• **THINGS TO DO**:
**A.** From the account of photographing a police roadblock, copy the passage between "The bribery was" and "in the movies.", inclusive.
**B.** Extend the account of watching the Roodepoort police roadblocks from hiding, beginning after its final sentence.

• **PASSAGE SHOWN**:
The constable was urinating just metres from where Collingridge lay hidden photographing a roadblock.

“For a moment I thought the officer would pee into the hole I was shooting from,” said Collingridge.

Luckily, the cover of The Star team wasn’t blown.

We were that close, and that was why we were there.

From behind the old wall we could watch the police on Durban Deep Road in Roodepoort conduct their roadblocks just 10m away.

Community members had told us about this place. The police always set up roadblocks at the same spot, they said.

The bribery was so bad they claimed that even the children in the area had seen it and were talking about it. The joke was that children wanted to become police officers because they made lots of money.

But being so close also had its disadvantages. We could easily be spotted, or one of the officers might even hear the click of the camera.

So we had to improvise. Collingridge built several hides along the wall, using wood and shade cloth. He wanted a dark background so as to make it harder for someone to spot him if they happened to look at that section of wall. Some of the holes were also taped up.

We waited. When the police did arrive, the action usually only lasted 20 minutes. We quickly realised that surveillance work isn’t as easy as they make it out to be in the movies.

• **INFORMATION SUPPLIED**:
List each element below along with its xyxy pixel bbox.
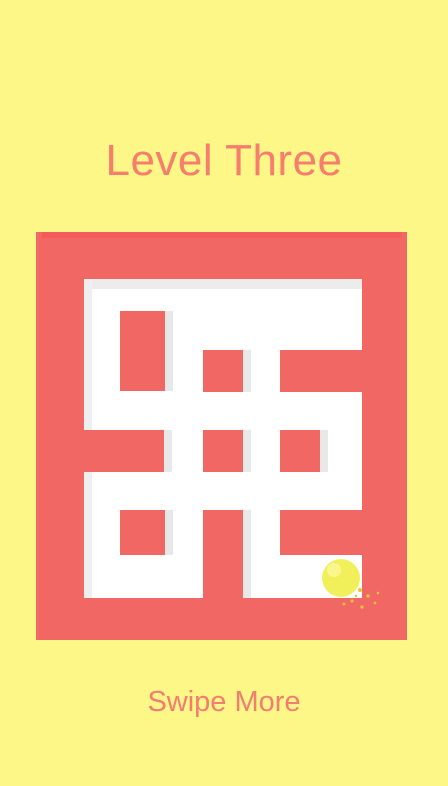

• **PER-TASK ANSWERS**:
**A.**
The bribery was so bad they claimed that even the children in the area had seen it and were talking about it. The joke was that children wanted to become police officers because they made lots of money.

But being so close also had its disadvantages. We could easily be spotted, or one of the officers might even hear the click of the camera.

So we had to improvise. Collingridge built several hides along the wall, using wood and shade cloth. He wanted a dark background so as to make it harder for someone to spot him if they happened to look at that section of wall. Some of the holes were also taped up.

We waited. When the police did arrive, the action usually only lasted 20 minutes. We quickly realised that surveillance work isn’t as easy as they make it out to be in the movies.

**B.**
Motor vehicles and people have a habit of getting in the way just when you are sure the transaction is about to go down. There is also a lot going on – bribes are offered and accepted quickly.

“The problem I had was that I had to concentrate on one officer, that was my field of view. If a bribe happened at another vehicle I missed it,” said Collingridge.

We did see money change hands, but getting it on film proved difficult. Sometimes a policeman would walk from a car and place his hand in his pocket. Money, we were sure, had been given.

The cops were ultra-careful when accepting money, they hid their transactions.

Later on the roadblocks became fewer and we suspected that someone might have tipped them off about us.

Spending days watching police supplement their income with “cooldrink money” and not getting a photo of this left us both frustrated and angry.

“For these guys it just appeared to be another day at the office,” Collingridge said.

Collingridge did get a photograph of a policeman with what appears to be a rolled-up R20 note in his hand. But it wasn’t the money shot.

That shot did happen – and it was unexpected.

We were close to calling it a day on the afternoon of Friday, November 29, when we noticed a metro patrol vehicle pull up.

It wasn’t at the usual spot, the car was about 100m up the road.

It was much further away than the other roadblocks.

Two officers began stopping vehicles.

Collingridge suspected that something was going to happen when the traffic cop pulled over a white Nissan bakkie.

“I observed the guy reach into his pocket, and I started to fire (off photographs),” said Collingridge.

He wasn’t sure he had got anything until he went through his images on his view finder.

There was the frame. The metro cop with a R10 note folded in her hand.

Gotcha!

It was time for a high five.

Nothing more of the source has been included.